══ Records shown ══

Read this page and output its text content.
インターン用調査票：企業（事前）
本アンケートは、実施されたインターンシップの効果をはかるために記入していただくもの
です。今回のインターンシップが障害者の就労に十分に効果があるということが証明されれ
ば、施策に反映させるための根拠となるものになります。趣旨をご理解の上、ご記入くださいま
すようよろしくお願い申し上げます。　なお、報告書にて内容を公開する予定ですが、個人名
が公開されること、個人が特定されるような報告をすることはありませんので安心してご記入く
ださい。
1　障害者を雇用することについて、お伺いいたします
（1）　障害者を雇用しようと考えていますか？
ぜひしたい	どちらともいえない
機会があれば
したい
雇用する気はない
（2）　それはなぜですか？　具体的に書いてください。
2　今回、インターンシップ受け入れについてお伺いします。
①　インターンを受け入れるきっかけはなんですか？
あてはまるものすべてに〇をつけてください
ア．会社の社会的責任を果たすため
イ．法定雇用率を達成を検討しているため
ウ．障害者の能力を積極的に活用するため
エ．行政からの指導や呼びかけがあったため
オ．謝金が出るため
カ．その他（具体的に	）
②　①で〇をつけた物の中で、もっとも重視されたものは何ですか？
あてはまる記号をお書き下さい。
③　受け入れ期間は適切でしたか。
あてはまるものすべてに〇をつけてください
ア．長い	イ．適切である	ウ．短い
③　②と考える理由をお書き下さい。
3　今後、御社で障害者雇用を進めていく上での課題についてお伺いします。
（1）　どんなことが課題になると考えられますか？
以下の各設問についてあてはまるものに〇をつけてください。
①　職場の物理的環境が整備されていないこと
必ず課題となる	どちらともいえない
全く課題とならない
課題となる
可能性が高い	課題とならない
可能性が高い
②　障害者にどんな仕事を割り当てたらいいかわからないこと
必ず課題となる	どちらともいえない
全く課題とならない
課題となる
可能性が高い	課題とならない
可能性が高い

═══

▶ _Instructions to follow_:
Print all of the entries exactly as they are written.

▶ _Result of the task_:
Read this page and output its text content.
インターン用調査票：企業（事前）
本アンケートは、実施されたインターンシップの効果をはかるために記入していただくもの
です。今回のインターンシップが障害者の就労に十分に効果があるということが証明されれ
ば、施策に反映させるための根拠となるものになります。趣旨をご理解の上、ご記入くださいま
すようよろしくお願い申し上げます。　なお、報告書にて内容を公開する予定ですが、個人名
が公開されること、個人が特定されるような報告をすることはありませんので安心してご記入く
ださい。
1　障害者を雇用することについて、お伺いいたします
（1）　障害者を雇用しようと考えていますか？
ぜひしたい	どちらともいえない
機会があれば
したい
雇用する気はない
（2）　それはなぜですか？　具体的に書いてください。
2　今回、インターンシップ受け入れについてお伺いします。
①　インターンを受け入れるきっかけはなんですか？
あてはまるものすべてに〇をつけてください
ア．会社の社会的責任を果たすため
イ．法定雇用率を達成を検討しているため
ウ．障害者の能力を積極的に活用するため
エ．行政からの指導や呼びかけがあったため
オ．謝金が出るため
カ．その他（具体的に	）
②　①で〇をつけた物の中で、もっとも重視されたものは何ですか？
あてはまる記号をお書き下さい。
③　受け入れ期間は適切でしたか。
あてはまるものすべてに〇をつけてください
ア．長い	イ．適切である	ウ．短い
③　②と考える理由をお書き下さい。
3　今後、御社で障害者雇用を進めていく上での課題についてお伺いします。
（1）　どんなことが課題になると考えられますか？
以下の各設問についてあてはまるものに〇をつけてください。
①　職場の物理的環境が整備されていないこと
必ず課題となる	どちらともいえない
全く課題とならない
課題となる
可能性が高い	課題とならない
可能性が高い
②　障害者にどんな仕事を割り当てたらいいかわからないこと
必ず課題となる	どちらともいえない
全く課題とならない
課題となる
可能性が高い	課題とならない
可能性が高い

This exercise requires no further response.